Items from a data source:
□ □ □ □

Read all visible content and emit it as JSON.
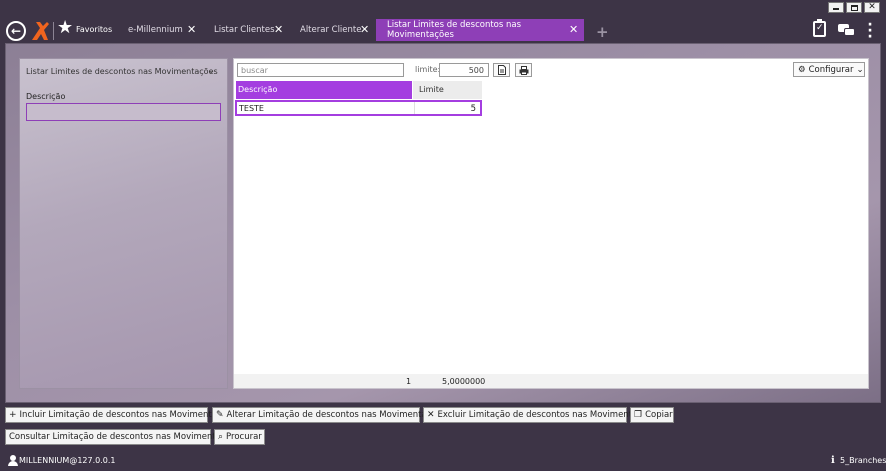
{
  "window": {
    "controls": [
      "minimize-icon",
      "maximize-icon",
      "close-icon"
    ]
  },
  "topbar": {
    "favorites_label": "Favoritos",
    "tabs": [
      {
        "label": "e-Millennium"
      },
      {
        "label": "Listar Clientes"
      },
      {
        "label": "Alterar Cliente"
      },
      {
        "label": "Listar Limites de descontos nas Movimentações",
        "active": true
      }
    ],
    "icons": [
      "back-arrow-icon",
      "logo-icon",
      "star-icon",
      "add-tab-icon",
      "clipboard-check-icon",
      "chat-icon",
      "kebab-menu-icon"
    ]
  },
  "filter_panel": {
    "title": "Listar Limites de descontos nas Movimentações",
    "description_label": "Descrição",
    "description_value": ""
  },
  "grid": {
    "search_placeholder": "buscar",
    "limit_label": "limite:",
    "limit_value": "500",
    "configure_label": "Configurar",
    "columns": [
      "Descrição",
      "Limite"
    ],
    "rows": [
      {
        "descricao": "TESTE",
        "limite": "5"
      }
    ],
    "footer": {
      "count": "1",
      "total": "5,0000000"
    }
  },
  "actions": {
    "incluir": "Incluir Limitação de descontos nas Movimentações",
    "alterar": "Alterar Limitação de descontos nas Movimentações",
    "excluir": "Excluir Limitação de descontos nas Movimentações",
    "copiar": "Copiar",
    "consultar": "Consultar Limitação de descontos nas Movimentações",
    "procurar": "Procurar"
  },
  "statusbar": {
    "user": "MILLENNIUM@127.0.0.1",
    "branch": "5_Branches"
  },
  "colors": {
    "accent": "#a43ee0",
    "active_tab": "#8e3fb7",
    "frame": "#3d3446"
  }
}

□ □ □ □

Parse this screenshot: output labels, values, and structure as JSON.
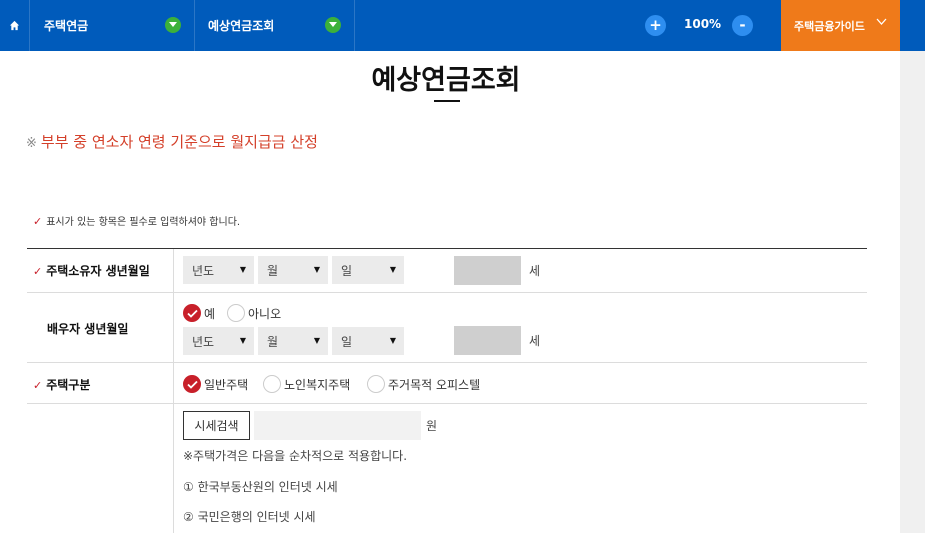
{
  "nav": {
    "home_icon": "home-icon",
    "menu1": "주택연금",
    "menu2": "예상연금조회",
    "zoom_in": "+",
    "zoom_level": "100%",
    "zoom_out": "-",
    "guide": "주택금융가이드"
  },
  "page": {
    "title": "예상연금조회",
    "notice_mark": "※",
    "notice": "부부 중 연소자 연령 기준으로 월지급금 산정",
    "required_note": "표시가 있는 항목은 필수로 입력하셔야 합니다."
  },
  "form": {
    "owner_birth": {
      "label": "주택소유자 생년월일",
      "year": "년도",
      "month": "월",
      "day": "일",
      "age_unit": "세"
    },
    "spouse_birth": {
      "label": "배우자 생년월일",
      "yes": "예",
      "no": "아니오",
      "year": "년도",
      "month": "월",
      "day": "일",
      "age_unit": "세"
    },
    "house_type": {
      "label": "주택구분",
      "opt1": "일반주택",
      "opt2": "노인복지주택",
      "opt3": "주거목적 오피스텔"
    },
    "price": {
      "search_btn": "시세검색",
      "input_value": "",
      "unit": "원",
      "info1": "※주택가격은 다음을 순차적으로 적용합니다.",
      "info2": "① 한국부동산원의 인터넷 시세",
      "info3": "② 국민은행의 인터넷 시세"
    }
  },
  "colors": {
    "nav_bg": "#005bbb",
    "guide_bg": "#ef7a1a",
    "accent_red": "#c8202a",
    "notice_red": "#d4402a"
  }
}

□ □ □ □

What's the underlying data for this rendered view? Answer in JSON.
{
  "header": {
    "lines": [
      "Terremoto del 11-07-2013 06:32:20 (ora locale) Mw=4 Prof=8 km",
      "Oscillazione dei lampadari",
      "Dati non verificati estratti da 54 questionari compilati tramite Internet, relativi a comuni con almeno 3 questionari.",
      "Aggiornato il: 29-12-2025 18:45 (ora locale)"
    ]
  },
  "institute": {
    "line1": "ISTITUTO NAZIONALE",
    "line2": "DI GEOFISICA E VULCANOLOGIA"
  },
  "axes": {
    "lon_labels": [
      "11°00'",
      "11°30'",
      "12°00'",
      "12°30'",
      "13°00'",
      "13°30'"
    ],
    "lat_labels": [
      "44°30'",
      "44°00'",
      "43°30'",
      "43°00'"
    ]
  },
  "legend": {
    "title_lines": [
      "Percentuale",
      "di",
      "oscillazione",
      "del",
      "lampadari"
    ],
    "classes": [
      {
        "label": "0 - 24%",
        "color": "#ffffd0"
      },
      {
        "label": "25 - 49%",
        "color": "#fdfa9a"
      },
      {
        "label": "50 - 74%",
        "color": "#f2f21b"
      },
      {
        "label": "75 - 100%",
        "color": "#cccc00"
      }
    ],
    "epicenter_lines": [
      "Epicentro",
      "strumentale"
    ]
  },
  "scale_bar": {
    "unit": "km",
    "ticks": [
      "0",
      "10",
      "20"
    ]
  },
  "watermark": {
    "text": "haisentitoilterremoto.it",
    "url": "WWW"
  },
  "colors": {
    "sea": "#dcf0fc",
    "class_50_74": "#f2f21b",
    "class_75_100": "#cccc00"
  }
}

□ □ □ □

Problem details:
How many lines in these entries hold the string "Limitação"? Answer with the number alone.

Solution below:
4